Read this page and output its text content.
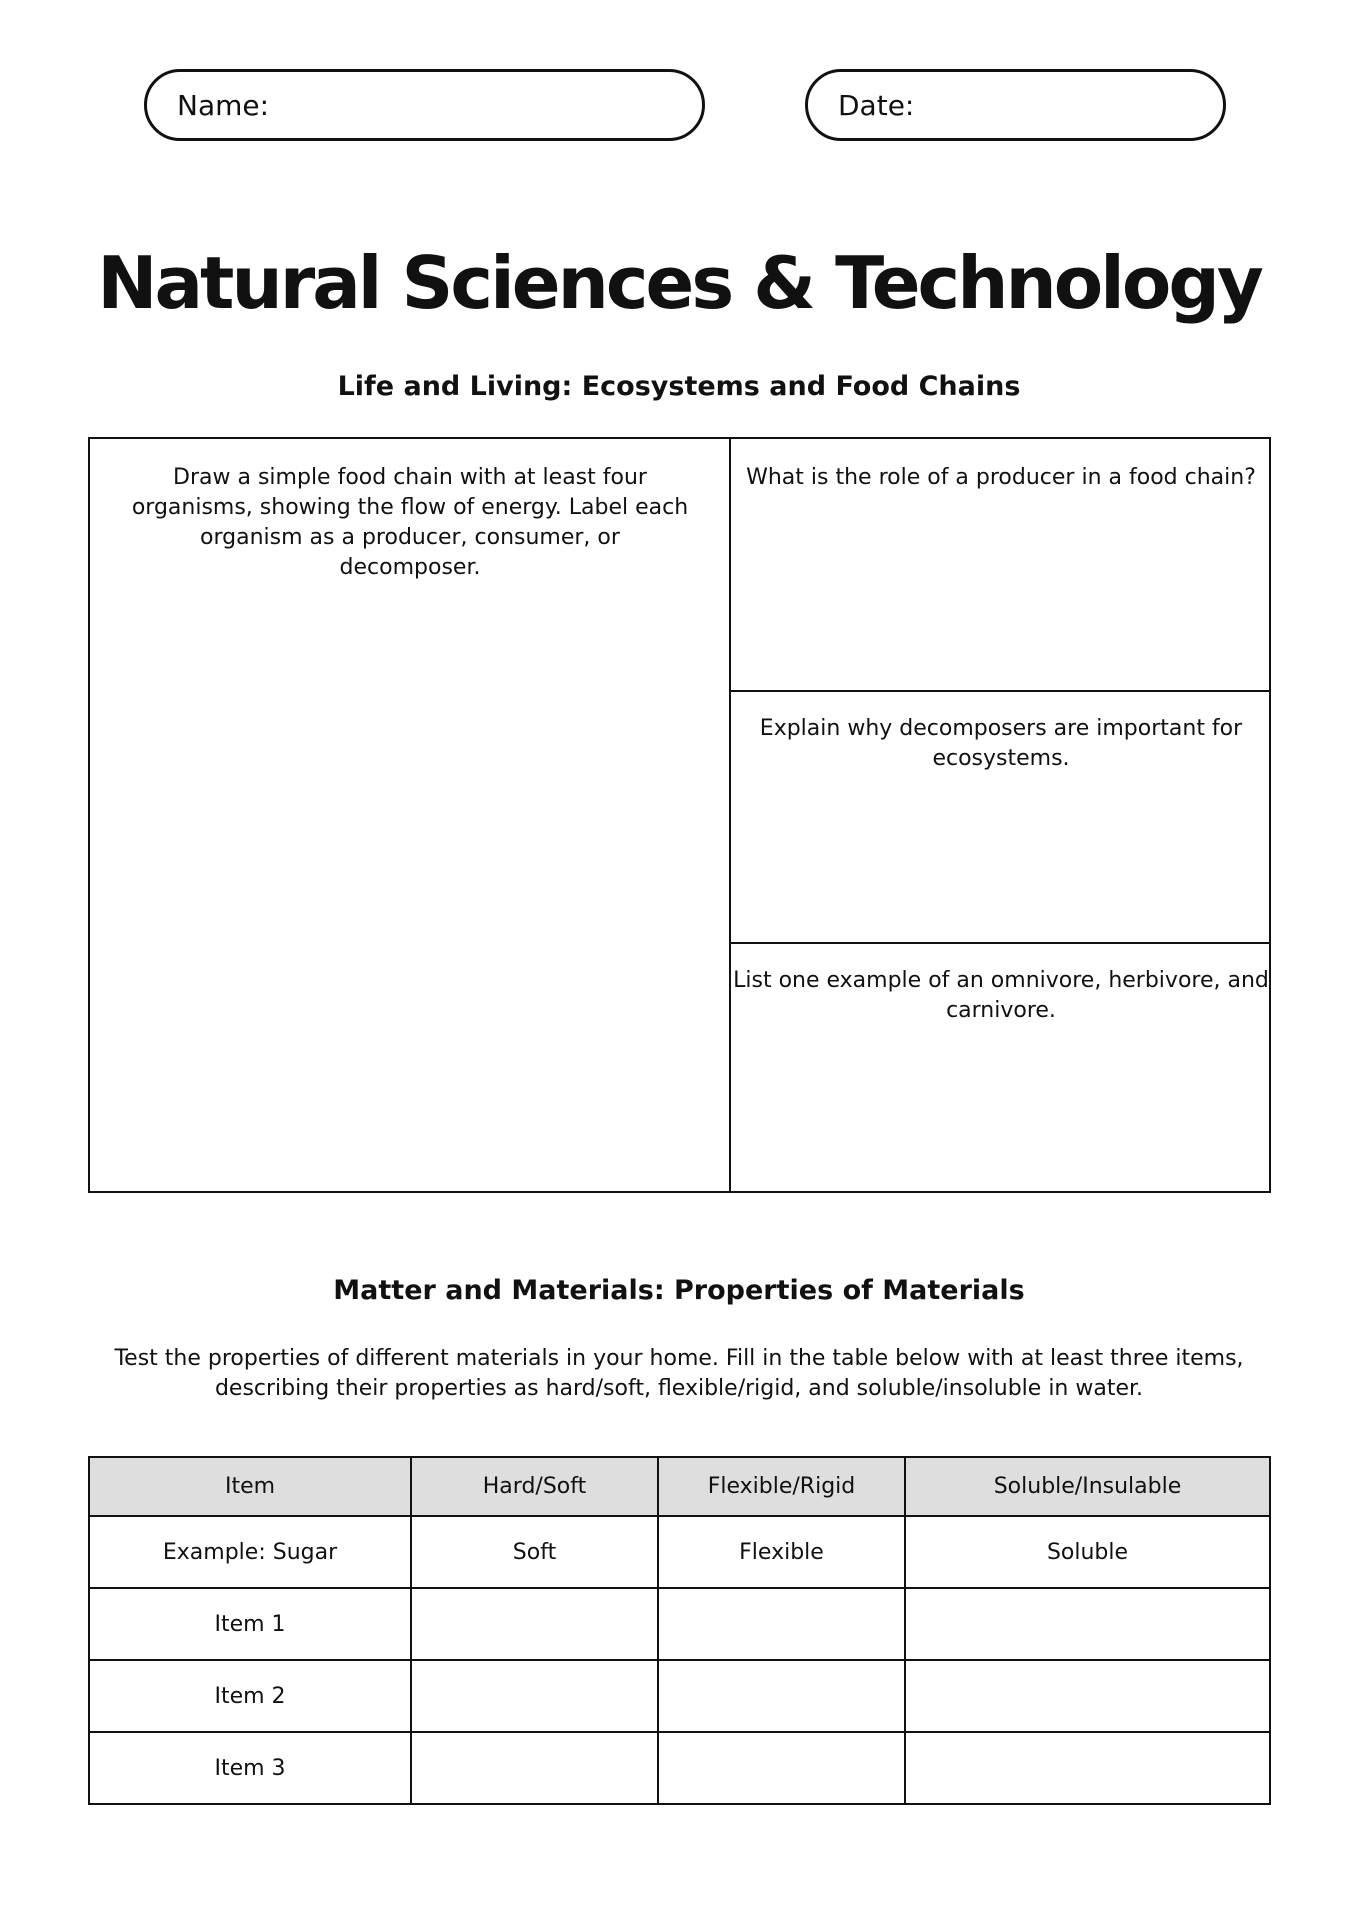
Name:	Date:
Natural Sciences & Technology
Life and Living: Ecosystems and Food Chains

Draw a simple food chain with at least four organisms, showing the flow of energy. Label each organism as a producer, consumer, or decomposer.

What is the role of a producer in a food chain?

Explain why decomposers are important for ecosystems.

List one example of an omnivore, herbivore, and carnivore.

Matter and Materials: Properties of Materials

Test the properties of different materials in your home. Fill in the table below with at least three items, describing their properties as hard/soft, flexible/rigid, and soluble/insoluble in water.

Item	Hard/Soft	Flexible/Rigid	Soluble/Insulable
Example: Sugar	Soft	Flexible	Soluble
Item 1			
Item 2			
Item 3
==
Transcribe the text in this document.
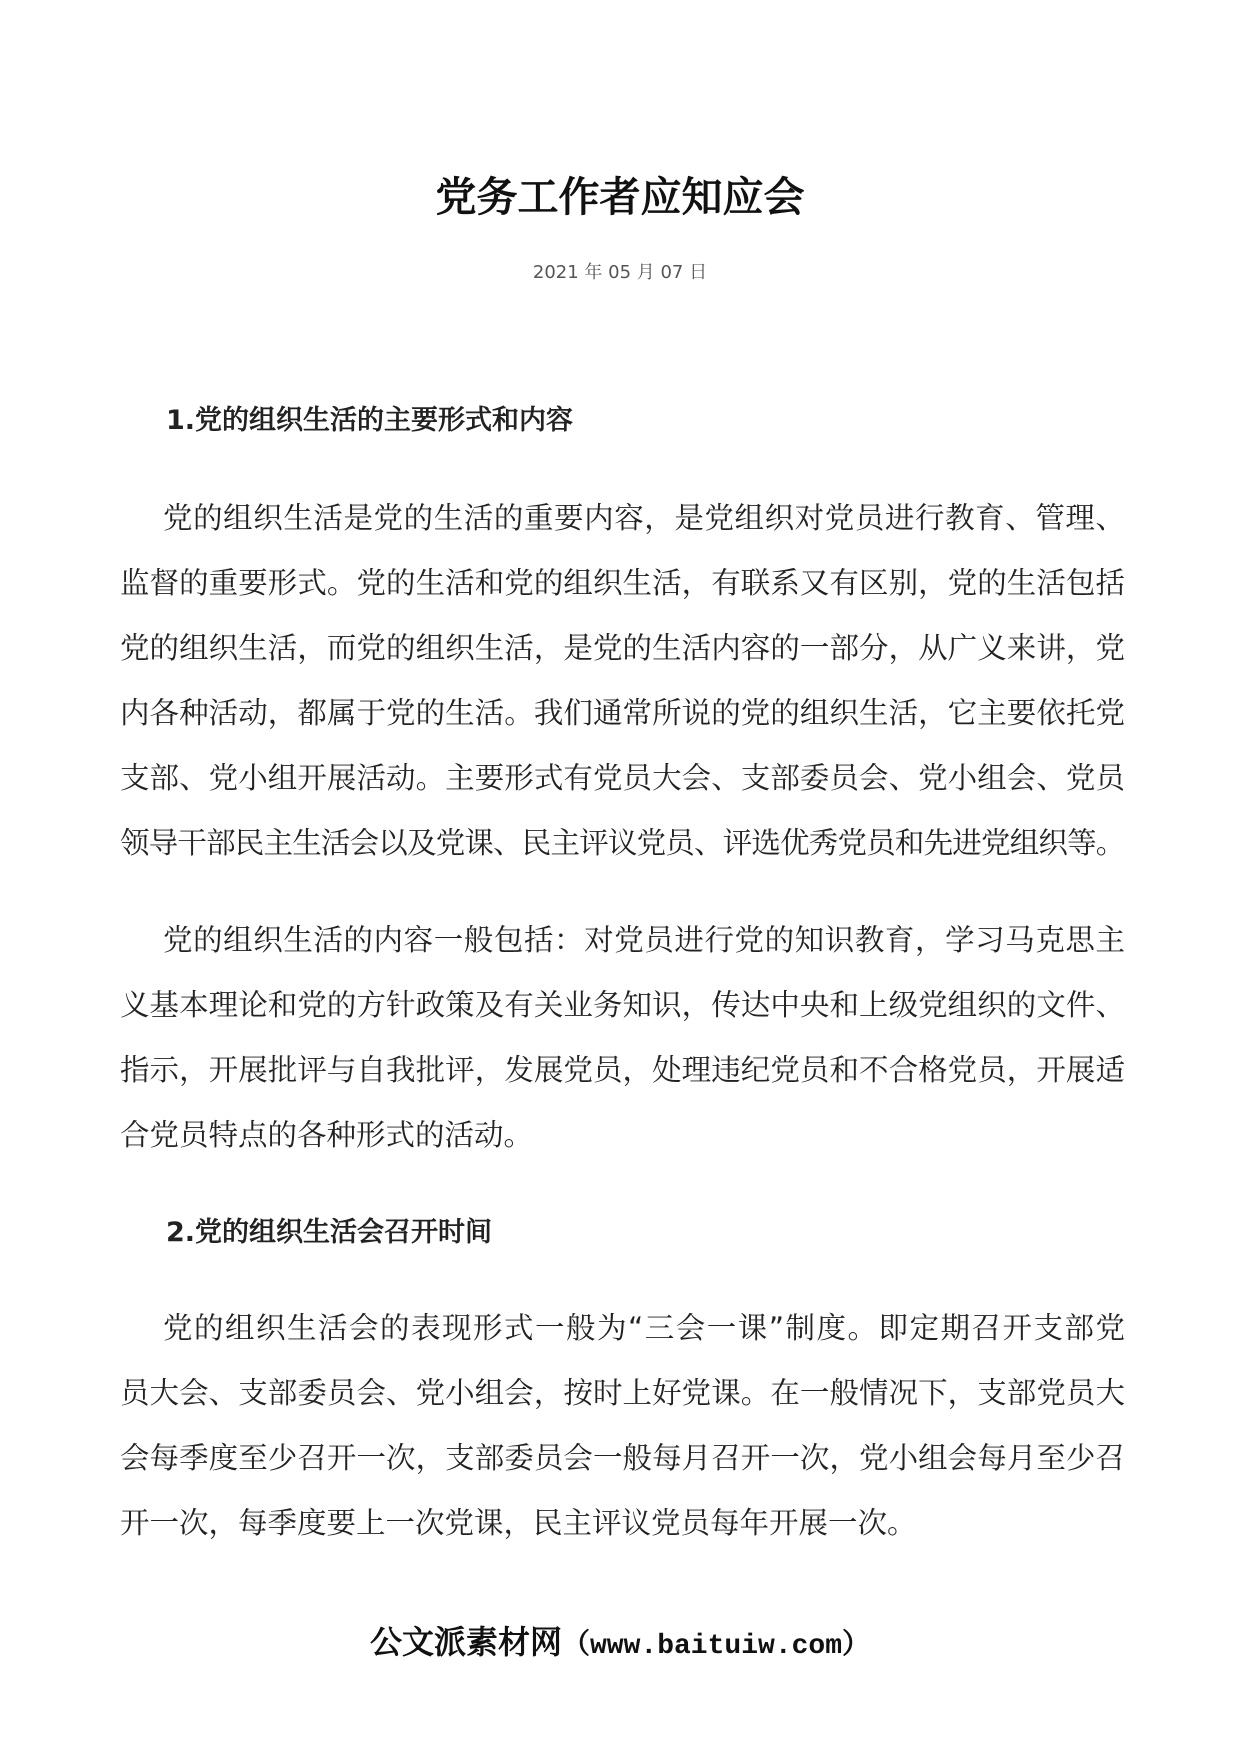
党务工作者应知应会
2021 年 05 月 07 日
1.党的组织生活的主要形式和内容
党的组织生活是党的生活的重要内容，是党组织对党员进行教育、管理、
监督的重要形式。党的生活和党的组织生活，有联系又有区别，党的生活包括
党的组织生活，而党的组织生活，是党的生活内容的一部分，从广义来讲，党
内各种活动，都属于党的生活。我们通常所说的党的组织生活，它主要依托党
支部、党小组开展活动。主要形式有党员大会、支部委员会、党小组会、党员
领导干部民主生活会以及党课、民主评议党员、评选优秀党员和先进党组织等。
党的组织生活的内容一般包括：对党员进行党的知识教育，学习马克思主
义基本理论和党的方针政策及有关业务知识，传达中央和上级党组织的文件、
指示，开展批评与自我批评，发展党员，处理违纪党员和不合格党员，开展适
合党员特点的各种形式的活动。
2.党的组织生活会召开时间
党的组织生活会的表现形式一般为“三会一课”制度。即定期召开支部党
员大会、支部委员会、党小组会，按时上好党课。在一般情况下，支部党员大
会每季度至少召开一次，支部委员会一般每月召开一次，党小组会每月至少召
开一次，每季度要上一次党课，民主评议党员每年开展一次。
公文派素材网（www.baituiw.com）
==
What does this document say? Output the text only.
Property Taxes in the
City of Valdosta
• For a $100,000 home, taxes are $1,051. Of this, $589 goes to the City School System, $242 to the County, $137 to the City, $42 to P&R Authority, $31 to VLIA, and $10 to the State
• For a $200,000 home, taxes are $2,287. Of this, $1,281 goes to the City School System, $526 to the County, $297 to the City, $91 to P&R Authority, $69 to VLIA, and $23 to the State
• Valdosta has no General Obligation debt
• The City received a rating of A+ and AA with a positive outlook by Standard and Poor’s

**Goal:**
Search the entries for the string "goes" and collect each line that has it.

**Solved exercise:**
• For a $100,000 home, taxes are $1,051. Of this, $589 goes to the City School System, $242 to the County, $137 to the City, $42 to P&R Authority, $31 to VLIA, and $10 to the State
• For a $200,000 home, taxes are $2,287. Of this, $1,281 goes to the City School System, $526 to the County, $297 to the City, $91 to P&R Authority, $69 to VLIA, and $23 to the State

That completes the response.